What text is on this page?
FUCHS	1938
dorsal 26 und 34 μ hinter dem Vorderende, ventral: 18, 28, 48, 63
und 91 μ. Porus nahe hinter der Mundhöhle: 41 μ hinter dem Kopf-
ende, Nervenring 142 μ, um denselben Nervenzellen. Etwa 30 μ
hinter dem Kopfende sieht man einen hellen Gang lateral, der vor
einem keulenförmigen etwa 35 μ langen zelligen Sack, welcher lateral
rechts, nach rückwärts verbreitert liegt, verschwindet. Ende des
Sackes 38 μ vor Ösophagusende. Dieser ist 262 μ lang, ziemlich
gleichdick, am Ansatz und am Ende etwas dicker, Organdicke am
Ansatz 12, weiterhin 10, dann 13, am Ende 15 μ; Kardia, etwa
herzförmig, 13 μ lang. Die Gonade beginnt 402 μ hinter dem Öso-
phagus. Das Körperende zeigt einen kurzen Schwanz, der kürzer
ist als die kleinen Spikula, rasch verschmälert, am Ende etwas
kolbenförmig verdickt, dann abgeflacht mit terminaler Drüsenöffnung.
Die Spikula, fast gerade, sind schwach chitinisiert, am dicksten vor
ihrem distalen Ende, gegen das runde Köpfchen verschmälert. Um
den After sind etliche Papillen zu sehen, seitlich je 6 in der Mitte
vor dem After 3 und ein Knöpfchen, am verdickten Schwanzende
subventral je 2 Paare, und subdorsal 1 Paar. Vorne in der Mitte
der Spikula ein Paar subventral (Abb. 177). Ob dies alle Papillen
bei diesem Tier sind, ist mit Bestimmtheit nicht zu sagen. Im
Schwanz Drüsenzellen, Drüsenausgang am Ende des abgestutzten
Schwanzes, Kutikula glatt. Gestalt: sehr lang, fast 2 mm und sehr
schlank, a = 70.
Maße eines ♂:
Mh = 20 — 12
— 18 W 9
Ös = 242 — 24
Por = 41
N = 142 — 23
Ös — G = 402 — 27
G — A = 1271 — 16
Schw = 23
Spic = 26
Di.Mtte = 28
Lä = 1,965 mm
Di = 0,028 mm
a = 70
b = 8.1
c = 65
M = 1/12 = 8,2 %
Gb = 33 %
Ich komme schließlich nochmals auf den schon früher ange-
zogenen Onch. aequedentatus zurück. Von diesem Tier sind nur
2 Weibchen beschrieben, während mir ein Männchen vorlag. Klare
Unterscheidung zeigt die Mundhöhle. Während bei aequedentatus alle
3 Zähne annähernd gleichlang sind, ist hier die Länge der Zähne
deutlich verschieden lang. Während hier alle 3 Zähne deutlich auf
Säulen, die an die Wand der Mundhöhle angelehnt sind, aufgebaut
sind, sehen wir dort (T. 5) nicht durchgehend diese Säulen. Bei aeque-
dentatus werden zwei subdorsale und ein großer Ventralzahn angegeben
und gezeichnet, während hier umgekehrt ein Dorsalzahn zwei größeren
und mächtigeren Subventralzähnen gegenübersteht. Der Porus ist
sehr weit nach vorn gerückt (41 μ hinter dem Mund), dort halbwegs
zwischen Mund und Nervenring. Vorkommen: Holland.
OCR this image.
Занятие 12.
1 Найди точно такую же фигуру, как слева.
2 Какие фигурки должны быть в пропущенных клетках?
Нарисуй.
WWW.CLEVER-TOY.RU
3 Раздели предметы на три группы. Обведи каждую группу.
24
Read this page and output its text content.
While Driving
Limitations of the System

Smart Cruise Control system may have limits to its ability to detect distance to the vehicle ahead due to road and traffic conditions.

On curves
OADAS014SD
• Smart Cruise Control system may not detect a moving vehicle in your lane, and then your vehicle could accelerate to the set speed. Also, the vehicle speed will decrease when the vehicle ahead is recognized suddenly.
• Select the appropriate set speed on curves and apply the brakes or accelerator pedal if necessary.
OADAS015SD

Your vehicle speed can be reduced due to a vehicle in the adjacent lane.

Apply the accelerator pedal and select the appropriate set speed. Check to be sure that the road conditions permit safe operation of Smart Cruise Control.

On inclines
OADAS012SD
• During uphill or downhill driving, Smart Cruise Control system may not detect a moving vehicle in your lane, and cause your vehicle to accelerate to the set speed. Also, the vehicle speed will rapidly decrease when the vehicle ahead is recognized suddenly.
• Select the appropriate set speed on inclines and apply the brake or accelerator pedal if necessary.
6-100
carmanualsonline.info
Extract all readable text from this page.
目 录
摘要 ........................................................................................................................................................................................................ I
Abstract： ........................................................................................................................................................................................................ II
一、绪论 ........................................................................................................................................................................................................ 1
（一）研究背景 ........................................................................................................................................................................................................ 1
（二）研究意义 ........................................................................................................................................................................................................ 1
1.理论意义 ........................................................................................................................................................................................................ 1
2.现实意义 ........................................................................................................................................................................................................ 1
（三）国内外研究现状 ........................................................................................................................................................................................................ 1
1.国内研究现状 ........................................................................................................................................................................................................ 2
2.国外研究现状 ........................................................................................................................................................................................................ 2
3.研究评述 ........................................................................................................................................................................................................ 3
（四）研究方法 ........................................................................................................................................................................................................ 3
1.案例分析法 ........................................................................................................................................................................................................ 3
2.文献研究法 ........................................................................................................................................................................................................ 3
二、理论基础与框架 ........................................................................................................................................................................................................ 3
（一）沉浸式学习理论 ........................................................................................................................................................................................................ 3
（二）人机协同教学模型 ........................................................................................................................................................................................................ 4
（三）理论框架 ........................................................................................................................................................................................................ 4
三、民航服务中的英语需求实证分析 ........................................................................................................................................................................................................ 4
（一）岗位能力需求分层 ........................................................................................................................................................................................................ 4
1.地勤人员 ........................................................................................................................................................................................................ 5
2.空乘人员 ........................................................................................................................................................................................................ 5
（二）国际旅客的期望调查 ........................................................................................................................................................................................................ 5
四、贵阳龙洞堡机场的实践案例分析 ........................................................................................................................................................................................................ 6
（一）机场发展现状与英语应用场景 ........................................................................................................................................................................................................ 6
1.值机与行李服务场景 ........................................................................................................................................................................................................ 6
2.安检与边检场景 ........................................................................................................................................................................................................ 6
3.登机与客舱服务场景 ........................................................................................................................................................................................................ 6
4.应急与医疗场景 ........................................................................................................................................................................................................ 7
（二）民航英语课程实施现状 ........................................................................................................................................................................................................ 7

§ Exercise task: Set down all of the data above, word for word.

§ Solution to the problem:
What text is on this page?
FUCHS	1938
dorsal 26 und 34 μ hinter dem Vorderende, ventral: 18, 28, 48, 63
und 91 μ. Porus nahe hinter der Mundhöhle: 41 μ hinter dem Kopf-
ende, Nervenring 142 μ, um denselben Nervenzellen. Etwa 30 μ
hinter dem Kopfende sieht man einen hellen Gang lateral, der vor
einem keulenförmigen etwa 35 μ langen zelligen Sack, welcher lateral
rechts, nach rückwärts verbreitert liegt, verschwindet. Ende des
Sackes 38 μ vor Ösophagusende. Dieser ist 262 μ lang, ziemlich
gleichdick, am Ansatz und am Ende etwas dicker, Organdicke am
Ansatz 12, weiterhin 10, dann 13, am Ende 15 μ; Kardia, etwa
herzförmig, 13 μ lang. Die Gonade beginnt 402 μ hinter dem Öso-
phagus. Das Körperende zeigt einen kurzen Schwanz, der kürzer
ist als die kleinen Spikula, rasch verschmälert, am Ende etwas
kolbenförmig verdickt, dann abgeflacht mit terminaler Drüsenöffnung.
Die Spikula, fast gerade, sind schwach chitinisiert, am dicksten vor
ihrem distalen Ende, gegen das runde Köpfchen verschmälert. Um
den After sind etliche Papillen zu sehen, seitlich je 6 in der Mitte
vor dem After 3 und ein Knöpfchen, am verdickten Schwanzende
subventral je 2 Paare, und subdorsal 1 Paar. Vorne in der Mitte
der Spikula ein Paar subventral (Abb. 177). Ob dies alle Papillen
bei diesem Tier sind, ist mit Bestimmtheit nicht zu sagen. Im
Schwanz Drüsenzellen, Drüsenausgang am Ende des abgestutzten
Schwanzes, Kutikula glatt. Gestalt: sehr lang, fast 2 mm und sehr
schlank, a = 70.
Maße eines ♂:
Mh = 20 — 12
— 18 W 9
Ös = 242 — 24
Por = 41
N = 142 — 23
Ös — G = 402 — 27
G — A = 1271 — 16
Schw = 23
Spic = 26
Di.Mtte = 28
Lä = 1,965 mm
Di = 0,028 mm
a = 70
b = 8.1
c = 65
M = 1/12 = 8,2 %
Gb = 33 %
Ich komme schließlich nochmals auf den schon früher ange-
zogenen Onch. aequedentatus zurück. Von diesem Tier sind nur
2 Weibchen beschrieben, während mir ein Männchen vorlag. Klare
Unterscheidung zeigt die Mundhöhle. Während bei aequedentatus alle
3 Zähne annähernd gleichlang sind, ist hier die Länge der Zähne
deutlich verschieden lang. Während hier alle 3 Zähne deutlich auf
Säulen, die an die Wand der Mundhöhle angelehnt sind, aufgebaut
sind, sehen wir dort (T. 5) nicht durchgehend diese Säulen. Bei aeque-
dentatus werden zwei subdorsale und ein großer Ventralzahn angegeben
und gezeichnet, während hier umgekehrt ein Dorsalzahn zwei größeren
und mächtigeren Subventralzähnen gegenübersteht. Der Porus ist
sehr weit nach vorn gerückt (41 μ hinter dem Mund), dort halbwegs
zwischen Mund und Nervenring. Vorkommen: Holland.
OCR this image.
Занятие 12.
1 Найди точно такую же фигуру, как слева.
2 Какие фигурки должны быть в пропущенных клетках?
Нарисуй.
WWW.CLEVER-TOY.RU
3 Раздели предметы на три группы. Обведи каждую группу.
24
Read this page and output its text content.
While Driving
Limitations of the System

Smart Cruise Control system may have limits to its ability to detect distance to the vehicle ahead due to road and traffic conditions.

On curves
OADAS014SD
• Smart Cruise Control system may not detect a moving vehicle in your lane, and then your vehicle could accelerate to the set speed. Also, the vehicle speed will decrease when the vehicle ahead is recognized suddenly.
• Select the appropriate set speed on curves and apply the brakes or accelerator pedal if necessary.
OADAS015SD

Your vehicle speed can be reduced due to a vehicle in the adjacent lane.

Apply the accelerator pedal and select the appropriate set speed. Check to be sure that the road conditions permit safe operation of Smart Cruise Control.

On inclines
OADAS012SD
• During uphill or downhill driving, Smart Cruise Control system may not detect a moving vehicle in your lane, and cause your vehicle to accelerate to the set speed. Also, the vehicle speed will rapidly decrease when the vehicle ahead is recognized suddenly.
• Select the appropriate set speed on inclines and apply the brake or accelerator pedal if necessary.
6-100
carmanualsonline.info
Extract all readable text from this page.
目 录
摘要 ........................................................................................................................................................................................................ I
Abstract： ........................................................................................................................................................................................................ II
一、绪论 ........................................................................................................................................................................................................ 1
（一）研究背景 ........................................................................................................................................................................................................ 1
（二）研究意义 ........................................................................................................................................................................................................ 1
1.理论意义 ........................................................................................................................................................................................................ 1
2.现实意义 ........................................................................................................................................................................................................ 1
（三）国内外研究现状 ........................................................................................................................................................................................................ 1
1.国内研究现状 ........................................................................................................................................................................................................ 2
2.国外研究现状 ........................................................................................................................................................................................................ 2
3.研究评述 ........................................................................................................................................................................................................ 3
（四）研究方法 ........................................................................................................................................................................................................ 3
1.案例分析法 ........................................................................................................................................................................................................ 3
2.文献研究法 ........................................................................................................................................................................................................ 3
二、理论基础与框架 ........................................................................................................................................................................................................ 3
（一）沉浸式学习理论 ........................................................................................................................................................................................................ 3
（二）人机协同教学模型 ........................................................................................................................................................................................................ 4
（三）理论框架 ........................................................................................................................................................................................................ 4
三、民航服务中的英语需求实证分析 ........................................................................................................................................................................................................ 4
（一）岗位能力需求分层 ........................................................................................................................................................................................................ 4
1.地勤人员 ........................................................................................................................................................................................................ 5
2.空乘人员 ........................................................................................................................................................................................................ 5
（二）国际旅客的期望调查 ........................................................................................................................................................................................................ 5
四、贵阳龙洞堡机场的实践案例分析 ........................................................................................................................................................................................................ 6
（一）机场发展现状与英语应用场景 ........................................................................................................................................................................................................ 6
1.值机与行李服务场景 ........................................................................................................................................................................................................ 6
2.安检与边检场景 ........................................................................................................................................................................................................ 6
3.登机与客舱服务场景 ........................................................................................................................................................................................................ 6
4.应急与医疗场景 ........................................................................................................................................................................................................ 7
（二）民航英语课程实施现状 ........................................................................................................................................................................................................ 7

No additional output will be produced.